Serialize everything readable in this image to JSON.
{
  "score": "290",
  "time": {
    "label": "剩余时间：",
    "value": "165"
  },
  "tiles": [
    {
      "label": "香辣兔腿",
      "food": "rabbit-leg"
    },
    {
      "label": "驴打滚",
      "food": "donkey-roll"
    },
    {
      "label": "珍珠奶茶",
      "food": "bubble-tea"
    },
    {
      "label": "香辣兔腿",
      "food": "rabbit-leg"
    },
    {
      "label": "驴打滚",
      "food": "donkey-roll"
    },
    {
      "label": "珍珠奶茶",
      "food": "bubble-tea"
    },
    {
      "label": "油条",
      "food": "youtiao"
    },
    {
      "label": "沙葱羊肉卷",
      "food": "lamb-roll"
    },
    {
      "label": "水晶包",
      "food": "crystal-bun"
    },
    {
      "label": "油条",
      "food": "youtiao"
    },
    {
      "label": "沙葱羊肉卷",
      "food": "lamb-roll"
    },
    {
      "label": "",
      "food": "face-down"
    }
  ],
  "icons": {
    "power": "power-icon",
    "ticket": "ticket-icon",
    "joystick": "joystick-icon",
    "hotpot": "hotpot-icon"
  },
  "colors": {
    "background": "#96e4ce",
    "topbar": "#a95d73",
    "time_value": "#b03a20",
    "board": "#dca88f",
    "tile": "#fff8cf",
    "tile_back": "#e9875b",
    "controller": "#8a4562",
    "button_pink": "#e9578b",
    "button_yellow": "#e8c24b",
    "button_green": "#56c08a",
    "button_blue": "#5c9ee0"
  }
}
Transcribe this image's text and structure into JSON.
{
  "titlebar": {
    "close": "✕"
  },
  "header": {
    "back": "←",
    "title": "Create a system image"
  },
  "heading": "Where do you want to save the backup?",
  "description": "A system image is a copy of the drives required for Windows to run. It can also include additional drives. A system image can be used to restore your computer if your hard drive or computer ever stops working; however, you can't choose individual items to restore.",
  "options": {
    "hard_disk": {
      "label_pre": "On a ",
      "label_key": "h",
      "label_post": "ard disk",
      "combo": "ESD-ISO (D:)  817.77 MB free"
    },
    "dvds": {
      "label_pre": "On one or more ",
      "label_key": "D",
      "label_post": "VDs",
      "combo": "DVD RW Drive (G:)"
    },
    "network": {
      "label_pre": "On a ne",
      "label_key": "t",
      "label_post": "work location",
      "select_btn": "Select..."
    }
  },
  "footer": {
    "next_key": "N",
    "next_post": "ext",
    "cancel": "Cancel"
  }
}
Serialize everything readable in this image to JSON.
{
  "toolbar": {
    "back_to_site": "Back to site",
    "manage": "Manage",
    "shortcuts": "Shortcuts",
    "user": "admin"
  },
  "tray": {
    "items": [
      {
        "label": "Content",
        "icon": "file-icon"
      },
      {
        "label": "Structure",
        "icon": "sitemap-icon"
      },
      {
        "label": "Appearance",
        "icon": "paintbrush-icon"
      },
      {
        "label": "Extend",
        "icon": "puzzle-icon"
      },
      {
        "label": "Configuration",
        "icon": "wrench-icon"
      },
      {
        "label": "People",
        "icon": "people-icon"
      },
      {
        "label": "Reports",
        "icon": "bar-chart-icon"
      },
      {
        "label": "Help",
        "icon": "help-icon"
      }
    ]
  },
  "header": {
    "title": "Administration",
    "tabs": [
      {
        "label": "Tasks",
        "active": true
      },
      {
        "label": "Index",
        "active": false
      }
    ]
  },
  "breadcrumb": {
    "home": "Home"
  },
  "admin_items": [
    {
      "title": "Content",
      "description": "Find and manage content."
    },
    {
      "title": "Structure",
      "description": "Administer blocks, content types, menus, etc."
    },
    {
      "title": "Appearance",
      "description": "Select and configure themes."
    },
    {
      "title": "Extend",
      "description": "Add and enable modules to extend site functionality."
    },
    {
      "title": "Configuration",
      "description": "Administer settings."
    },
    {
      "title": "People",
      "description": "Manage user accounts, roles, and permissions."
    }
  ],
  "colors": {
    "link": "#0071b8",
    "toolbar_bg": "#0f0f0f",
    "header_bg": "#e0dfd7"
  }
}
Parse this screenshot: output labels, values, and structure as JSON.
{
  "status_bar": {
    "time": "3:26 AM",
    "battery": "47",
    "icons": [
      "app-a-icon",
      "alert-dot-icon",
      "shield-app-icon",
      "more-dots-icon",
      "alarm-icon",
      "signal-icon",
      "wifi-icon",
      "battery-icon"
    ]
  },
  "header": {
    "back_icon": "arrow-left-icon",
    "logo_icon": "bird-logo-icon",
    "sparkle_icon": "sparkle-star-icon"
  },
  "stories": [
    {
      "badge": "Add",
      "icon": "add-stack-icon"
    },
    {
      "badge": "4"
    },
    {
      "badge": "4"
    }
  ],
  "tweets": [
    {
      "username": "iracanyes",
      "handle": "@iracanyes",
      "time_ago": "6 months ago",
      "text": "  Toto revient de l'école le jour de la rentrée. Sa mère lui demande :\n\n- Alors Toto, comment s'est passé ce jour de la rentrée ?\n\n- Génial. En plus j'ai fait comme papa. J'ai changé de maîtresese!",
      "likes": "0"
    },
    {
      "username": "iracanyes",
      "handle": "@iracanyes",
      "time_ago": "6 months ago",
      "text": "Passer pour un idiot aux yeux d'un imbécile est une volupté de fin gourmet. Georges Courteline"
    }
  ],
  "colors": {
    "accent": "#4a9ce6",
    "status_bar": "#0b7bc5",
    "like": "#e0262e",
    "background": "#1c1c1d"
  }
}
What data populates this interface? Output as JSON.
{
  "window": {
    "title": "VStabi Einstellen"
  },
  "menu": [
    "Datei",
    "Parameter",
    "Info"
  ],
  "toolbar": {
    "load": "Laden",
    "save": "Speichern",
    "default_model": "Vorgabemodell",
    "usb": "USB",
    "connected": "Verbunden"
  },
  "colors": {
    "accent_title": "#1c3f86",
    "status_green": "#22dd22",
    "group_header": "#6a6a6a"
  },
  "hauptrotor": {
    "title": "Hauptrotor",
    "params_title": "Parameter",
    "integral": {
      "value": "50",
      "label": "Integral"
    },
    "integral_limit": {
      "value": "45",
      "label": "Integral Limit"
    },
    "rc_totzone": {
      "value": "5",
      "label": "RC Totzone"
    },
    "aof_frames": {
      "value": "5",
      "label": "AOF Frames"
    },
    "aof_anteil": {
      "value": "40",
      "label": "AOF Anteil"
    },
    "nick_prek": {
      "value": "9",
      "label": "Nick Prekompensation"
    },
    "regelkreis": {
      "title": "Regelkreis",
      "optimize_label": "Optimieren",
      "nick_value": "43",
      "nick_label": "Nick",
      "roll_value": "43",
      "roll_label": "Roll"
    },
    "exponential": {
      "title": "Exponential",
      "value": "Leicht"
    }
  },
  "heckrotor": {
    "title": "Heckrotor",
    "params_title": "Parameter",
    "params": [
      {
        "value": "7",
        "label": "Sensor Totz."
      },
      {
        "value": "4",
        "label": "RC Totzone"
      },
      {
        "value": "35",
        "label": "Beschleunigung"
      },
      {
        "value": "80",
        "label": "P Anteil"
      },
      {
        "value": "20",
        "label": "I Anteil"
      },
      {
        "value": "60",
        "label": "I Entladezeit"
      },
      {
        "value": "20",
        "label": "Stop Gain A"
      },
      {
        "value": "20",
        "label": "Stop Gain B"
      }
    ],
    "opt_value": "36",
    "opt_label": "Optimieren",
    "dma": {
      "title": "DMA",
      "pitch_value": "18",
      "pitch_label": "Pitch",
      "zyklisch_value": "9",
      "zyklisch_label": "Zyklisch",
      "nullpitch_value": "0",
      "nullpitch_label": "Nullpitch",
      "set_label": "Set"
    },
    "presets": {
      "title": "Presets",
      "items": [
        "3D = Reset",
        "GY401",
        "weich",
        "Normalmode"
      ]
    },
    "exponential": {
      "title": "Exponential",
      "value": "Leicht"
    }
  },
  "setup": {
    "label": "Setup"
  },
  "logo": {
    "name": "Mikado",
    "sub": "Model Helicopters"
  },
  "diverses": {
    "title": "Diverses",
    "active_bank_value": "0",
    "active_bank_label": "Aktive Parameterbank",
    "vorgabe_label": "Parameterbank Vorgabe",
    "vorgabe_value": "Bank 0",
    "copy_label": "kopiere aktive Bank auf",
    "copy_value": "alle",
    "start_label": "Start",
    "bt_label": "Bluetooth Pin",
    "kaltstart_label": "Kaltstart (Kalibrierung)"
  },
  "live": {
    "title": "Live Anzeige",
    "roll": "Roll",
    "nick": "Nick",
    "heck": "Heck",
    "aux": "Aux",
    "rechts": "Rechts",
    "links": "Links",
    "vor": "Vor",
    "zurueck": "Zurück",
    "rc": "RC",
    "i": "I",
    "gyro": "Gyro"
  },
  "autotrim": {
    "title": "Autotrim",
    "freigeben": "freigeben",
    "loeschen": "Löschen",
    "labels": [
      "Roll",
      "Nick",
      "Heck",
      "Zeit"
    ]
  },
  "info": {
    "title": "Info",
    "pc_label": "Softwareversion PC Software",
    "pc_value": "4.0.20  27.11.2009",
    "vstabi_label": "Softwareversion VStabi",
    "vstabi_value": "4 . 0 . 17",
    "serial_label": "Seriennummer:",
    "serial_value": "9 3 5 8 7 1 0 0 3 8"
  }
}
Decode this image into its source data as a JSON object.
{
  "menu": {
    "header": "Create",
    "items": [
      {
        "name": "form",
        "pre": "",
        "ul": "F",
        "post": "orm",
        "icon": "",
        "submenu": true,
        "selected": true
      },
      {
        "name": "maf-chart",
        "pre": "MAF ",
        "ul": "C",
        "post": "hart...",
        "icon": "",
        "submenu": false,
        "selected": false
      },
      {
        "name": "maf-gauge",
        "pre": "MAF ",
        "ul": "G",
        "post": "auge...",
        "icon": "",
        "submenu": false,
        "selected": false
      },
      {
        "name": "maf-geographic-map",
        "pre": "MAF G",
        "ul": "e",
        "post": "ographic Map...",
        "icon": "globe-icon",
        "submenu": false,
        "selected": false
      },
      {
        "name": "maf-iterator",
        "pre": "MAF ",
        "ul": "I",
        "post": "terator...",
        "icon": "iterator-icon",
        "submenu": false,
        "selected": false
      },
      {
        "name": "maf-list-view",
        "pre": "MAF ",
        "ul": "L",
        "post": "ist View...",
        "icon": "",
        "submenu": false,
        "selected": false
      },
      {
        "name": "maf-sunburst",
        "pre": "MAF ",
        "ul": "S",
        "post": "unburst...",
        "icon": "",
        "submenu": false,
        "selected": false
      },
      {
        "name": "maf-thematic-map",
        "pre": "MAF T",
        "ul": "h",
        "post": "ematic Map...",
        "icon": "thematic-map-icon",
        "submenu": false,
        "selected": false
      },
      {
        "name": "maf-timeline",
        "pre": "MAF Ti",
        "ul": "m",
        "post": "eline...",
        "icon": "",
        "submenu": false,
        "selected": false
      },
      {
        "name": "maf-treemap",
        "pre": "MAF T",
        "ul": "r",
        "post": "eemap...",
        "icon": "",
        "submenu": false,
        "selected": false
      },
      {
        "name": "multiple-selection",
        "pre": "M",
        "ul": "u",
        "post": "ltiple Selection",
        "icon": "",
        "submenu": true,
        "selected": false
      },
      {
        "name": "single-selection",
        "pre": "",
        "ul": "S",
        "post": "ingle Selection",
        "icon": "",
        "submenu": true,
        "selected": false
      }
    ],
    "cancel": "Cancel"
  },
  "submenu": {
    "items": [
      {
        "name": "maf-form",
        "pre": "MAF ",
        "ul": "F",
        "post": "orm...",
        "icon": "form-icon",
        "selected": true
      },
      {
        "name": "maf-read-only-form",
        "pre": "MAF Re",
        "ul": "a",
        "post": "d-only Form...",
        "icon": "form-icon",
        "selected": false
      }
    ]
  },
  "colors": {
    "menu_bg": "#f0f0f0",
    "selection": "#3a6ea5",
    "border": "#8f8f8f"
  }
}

+++

(TASK TO CARRY OUT): From the data above, gather every line that includes the word "only".

(OUTPUT OF THE EXERCISE):
        "name": "maf-read-only-form",
        "post": "d-only Form...",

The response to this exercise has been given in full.